Records from a dataset:
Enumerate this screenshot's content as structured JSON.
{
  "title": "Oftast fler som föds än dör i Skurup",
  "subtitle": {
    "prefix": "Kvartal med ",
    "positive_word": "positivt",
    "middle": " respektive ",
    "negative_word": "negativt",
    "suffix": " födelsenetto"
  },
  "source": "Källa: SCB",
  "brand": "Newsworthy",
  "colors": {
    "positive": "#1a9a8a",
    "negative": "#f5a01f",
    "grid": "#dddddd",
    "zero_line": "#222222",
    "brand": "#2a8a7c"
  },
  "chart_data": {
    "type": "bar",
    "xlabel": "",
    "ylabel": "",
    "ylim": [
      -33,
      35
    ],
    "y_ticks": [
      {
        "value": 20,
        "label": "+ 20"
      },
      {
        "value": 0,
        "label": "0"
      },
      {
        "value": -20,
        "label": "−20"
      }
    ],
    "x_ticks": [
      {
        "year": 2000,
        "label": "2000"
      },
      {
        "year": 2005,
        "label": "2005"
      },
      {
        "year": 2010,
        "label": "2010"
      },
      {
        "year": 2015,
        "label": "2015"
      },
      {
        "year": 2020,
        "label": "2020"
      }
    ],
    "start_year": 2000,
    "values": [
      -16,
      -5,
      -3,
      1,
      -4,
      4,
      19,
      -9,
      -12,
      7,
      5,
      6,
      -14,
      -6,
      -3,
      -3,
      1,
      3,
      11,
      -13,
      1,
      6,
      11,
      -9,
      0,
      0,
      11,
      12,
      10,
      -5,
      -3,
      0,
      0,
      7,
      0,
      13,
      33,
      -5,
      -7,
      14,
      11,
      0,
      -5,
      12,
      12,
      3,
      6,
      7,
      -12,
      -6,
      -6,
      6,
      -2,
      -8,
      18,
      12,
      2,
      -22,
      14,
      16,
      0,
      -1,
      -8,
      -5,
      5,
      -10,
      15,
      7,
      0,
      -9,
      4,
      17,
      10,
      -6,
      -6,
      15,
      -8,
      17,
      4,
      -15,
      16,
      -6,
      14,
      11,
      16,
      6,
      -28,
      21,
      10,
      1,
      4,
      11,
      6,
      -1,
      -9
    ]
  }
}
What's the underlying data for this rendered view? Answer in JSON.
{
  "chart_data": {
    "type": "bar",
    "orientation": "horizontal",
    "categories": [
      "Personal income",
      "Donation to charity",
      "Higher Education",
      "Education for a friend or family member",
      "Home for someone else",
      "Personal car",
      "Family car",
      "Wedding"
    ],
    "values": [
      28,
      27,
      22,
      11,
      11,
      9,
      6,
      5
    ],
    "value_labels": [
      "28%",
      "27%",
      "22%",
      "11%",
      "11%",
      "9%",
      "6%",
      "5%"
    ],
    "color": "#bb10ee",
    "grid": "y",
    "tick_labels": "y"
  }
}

**TASK BRIEF:**
Repeat all of the records above exactly as they appear.

**WRITTEN SOLUTION:**
Enumerate this screenshot's content as structured JSON.
{
  "title": "Oftast fler som föds än dör i Skurup",
  "subtitle": {
    "prefix": "Kvartal med ",
    "positive_word": "positivt",
    "middle": " respektive ",
    "negative_word": "negativt",
    "suffix": " födelsenetto"
  },
  "source": "Källa: SCB",
  "brand": "Newsworthy",
  "colors": {
    "positive": "#1a9a8a",
    "negative": "#f5a01f",
    "grid": "#dddddd",
    "zero_line": "#222222",
    "brand": "#2a8a7c"
  },
  "chart_data": {
    "type": "bar",
    "xlabel": "",
    "ylabel": "",
    "ylim": [
      -33,
      35
    ],
    "y_ticks": [
      {
        "value": 20,
        "label": "+ 20"
      },
      {
        "value": 0,
        "label": "0"
      },
      {
        "value": -20,
        "label": "−20"
      }
    ],
    "x_ticks": [
      {
        "year": 2000,
        "label": "2000"
      },
      {
        "year": 2005,
        "label": "2005"
      },
      {
        "year": 2010,
        "label": "2010"
      },
      {
        "year": 2015,
        "label": "2015"
      },
      {
        "year": 2020,
        "label": "2020"
      }
    ],
    "start_year": 2000,
    "values": [
      -16,
      -5,
      -3,
      1,
      -4,
      4,
      19,
      -9,
      -12,
      7,
      5,
      6,
      -14,
      -6,
      -3,
      -3,
      1,
      3,
      11,
      -13,
      1,
      6,
      11,
      -9,
      0,
      0,
      11,
      12,
      10,
      -5,
      -3,
      0,
      0,
      7,
      0,
      13,
      33,
      -5,
      -7,
      14,
      11,
      0,
      -5,
      12,
      12,
      3,
      6,
      7,
      -12,
      -6,
      -6,
      6,
      -2,
      -8,
      18,
      12,
      2,
      -22,
      14,
      16,
      0,
      -1,
      -8,
      -5,
      5,
      -10,
      15,
      7,
      0,
      -9,
      4,
      17,
      10,
      -6,
      -6,
      15,
      -8,
      17,
      4,
      -15,
      16,
      -6,
      14,
      11,
      16,
      6,
      -28,
      21,
      10,
      1,
      4,
      11,
      6,
      -1,
      -9
    ]
  }
}
What's the underlying data for this rendered view? Answer in JSON.
{
  "chart_data": {
    "type": "bar",
    "orientation": "horizontal",
    "categories": [
      "Personal income",
      "Donation to charity",
      "Higher Education",
      "Education for a friend or family member",
      "Home for someone else",
      "Personal car",
      "Family car",
      "Wedding"
    ],
    "values": [
      28,
      27,
      22,
      11,
      11,
      9,
      6,
      5
    ],
    "value_labels": [
      "28%",
      "27%",
      "22%",
      "11%",
      "11%",
      "9%",
      "6%",
      "5%"
    ],
    "color": "#bb10ee",
    "grid": "y",
    "tick_labels": "y"
  }
}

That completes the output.